(REQUIREMENT): Once the pictures are set aside, copy the records below exactly as they stand.

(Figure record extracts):

================

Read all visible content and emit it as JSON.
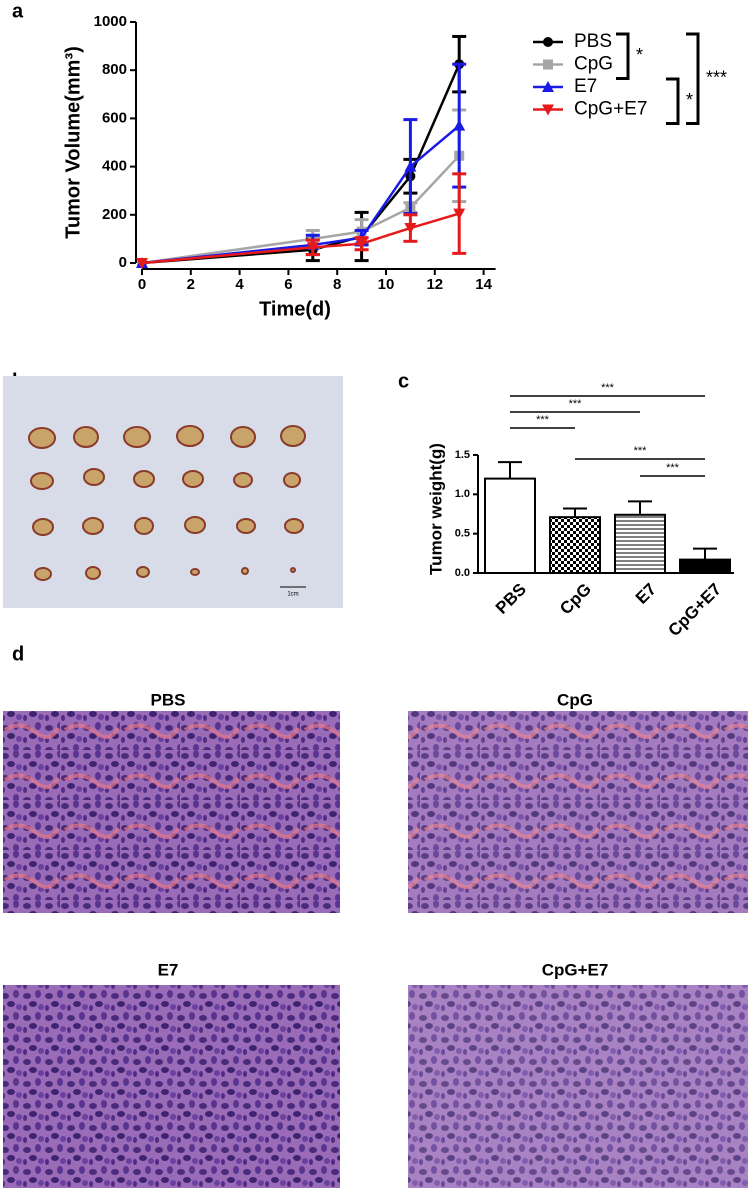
{
  "panel_labels": [
    "a",
    "b",
    "c",
    "d"
  ],
  "chart_data": [
    {
      "type": "line",
      "x_label": "Time(d)",
      "y_label": "Tumor Volume(mm³)",
      "x": [
        0,
        7,
        9,
        11,
        13
      ],
      "xlim": [
        0,
        15
      ],
      "xticks": [
        0,
        2,
        4,
        6,
        8,
        10,
        12,
        14
      ],
      "ylim": [
        0,
        1000
      ],
      "yticks": [
        0,
        200,
        400,
        600,
        800,
        1000
      ],
      "series": [
        {
          "name": "PBS",
          "color": "#000000",
          "marker": "circle",
          "values": [
            0,
            55,
            110,
            360,
            825
          ],
          "errors": [
            0,
            45,
            100,
            70,
            115
          ]
        },
        {
          "name": "CpG",
          "color": "#a6a6a6",
          "marker": "square",
          "values": [
            0,
            100,
            130,
            230,
            445
          ],
          "errors": [
            0,
            35,
            50,
            20,
            190
          ]
        },
        {
          "name": "E7",
          "color": "#1a1ae6",
          "marker": "triangle-up",
          "values": [
            0,
            75,
            105,
            400,
            570
          ],
          "errors": [
            0,
            40,
            30,
            195,
            255
          ]
        },
        {
          "name": "CpG+E7",
          "color": "#e61a1a",
          "marker": "triangle-down",
          "values": [
            0,
            65,
            80,
            145,
            205
          ],
          "errors": [
            0,
            30,
            25,
            55,
            165
          ]
        }
      ],
      "annotations": [
        {
          "text": "*",
          "from": "PBS",
          "to": "CpG"
        },
        {
          "text": "*",
          "from": "E7",
          "to": "CpG+E7"
        },
        {
          "text": "***",
          "from": "PBS",
          "to": "CpG+E7"
        }
      ]
    },
    {
      "type": "bar",
      "y_label": "Tumor weight(g)",
      "categories": [
        "PBS",
        "CpG",
        "E7",
        "CpG+E7"
      ],
      "values": [
        1.2,
        0.71,
        0.74,
        0.17
      ],
      "errors": [
        0.21,
        0.11,
        0.17,
        0.14
      ],
      "fills": [
        "white",
        "checker",
        "hlines",
        "black"
      ],
      "ylim": [
        0,
        1.5
      ],
      "yticks": [
        {
          "value": 0,
          "label": "0.0"
        },
        0.5,
        {
          "value": 1.0,
          "label": "1.0"
        },
        1.5
      ],
      "comparisons": [
        {
          "from": "PBS",
          "to": "CpG+E7",
          "label": "***"
        },
        {
          "from": "PBS",
          "to": "E7",
          "label": "***"
        },
        {
          "from": "PBS",
          "to": "CpG",
          "label": "***"
        },
        {
          "from": "CpG",
          "to": "CpG+E7",
          "label": "***"
        },
        {
          "from": "E7",
          "to": "CpG+E7",
          "label": "***"
        }
      ]
    }
  ],
  "photo": {
    "scale_label": "1cm"
  },
  "histology": {
    "titles": [
      "PBS",
      "CpG",
      "E7",
      "CpG+E7"
    ]
  }
}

================

(TASK SOLUTION):
Read all visible content and emit it as JSON.
{
  "panel_labels": [
    "a",
    "b",
    "c",
    "d"
  ],
  "chart_data": [
    {
      "type": "line",
      "x_label": "Time(d)",
      "y_label": "Tumor Volume(mm³)",
      "x": [
        0,
        7,
        9,
        11,
        13
      ],
      "xlim": [
        0,
        15
      ],
      "xticks": [
        0,
        2,
        4,
        6,
        8,
        10,
        12,
        14
      ],
      "ylim": [
        0,
        1000
      ],
      "yticks": [
        0,
        200,
        400,
        600,
        800,
        1000
      ],
      "series": [
        {
          "name": "PBS",
          "color": "#000000",
          "marker": "circle",
          "values": [
            0,
            55,
            110,
            360,
            825
          ],
          "errors": [
            0,
            45,
            100,
            70,
            115
          ]
        },
        {
          "name": "CpG",
          "color": "#a6a6a6",
          "marker": "square",
          "values": [
            0,
            100,
            130,
            230,
            445
          ],
          "errors": [
            0,
            35,
            50,
            20,
            190
          ]
        },
        {
          "name": "E7",
          "color": "#1a1ae6",
          "marker": "triangle-up",
          "values": [
            0,
            75,
            105,
            400,
            570
          ],
          "errors": [
            0,
            40,
            30,
            195,
            255
          ]
        },
        {
          "name": "CpG+E7",
          "color": "#e61a1a",
          "marker": "triangle-down",
          "values": [
            0,
            65,
            80,
            145,
            205
          ],
          "errors": [
            0,
            30,
            25,
            55,
            165
          ]
        }
      ],
      "annotations": [
        {
          "text": "*",
          "from": "PBS",
          "to": "CpG"
        },
        {
          "text": "*",
          "from": "E7",
          "to": "CpG+E7"
        },
        {
          "text": "***",
          "from": "PBS",
          "to": "CpG+E7"
        }
      ]
    },
    {
      "type": "bar",
      "y_label": "Tumor weight(g)",
      "categories": [
        "PBS",
        "CpG",
        "E7",
        "CpG+E7"
      ],
      "values": [
        1.2,
        0.71,
        0.74,
        0.17
      ],
      "errors": [
        0.21,
        0.11,
        0.17,
        0.14
      ],
      "fills": [
        "white",
        "checker",
        "hlines",
        "black"
      ],
      "ylim": [
        0,
        1.5
      ],
      "yticks": [
        {
          "value": 0,
          "label": "0.0"
        },
        0.5,
        {
          "value": 1.0,
          "label": "1.0"
        },
        1.5
      ],
      "comparisons": [
        {
          "from": "PBS",
          "to": "CpG+E7",
          "label": "***"
        },
        {
          "from": "PBS",
          "to": "E7",
          "label": "***"
        },
        {
          "from": "PBS",
          "to": "CpG",
          "label": "***"
        },
        {
          "from": "CpG",
          "to": "CpG+E7",
          "label": "***"
        },
        {
          "from": "E7",
          "to": "CpG+E7",
          "label": "***"
        }
      ]
    }
  ],
  "photo": {
    "scale_label": "1cm"
  },
  "histology": {
    "titles": [
      "PBS",
      "CpG",
      "E7",
      "CpG+E7"
    ]
  }
}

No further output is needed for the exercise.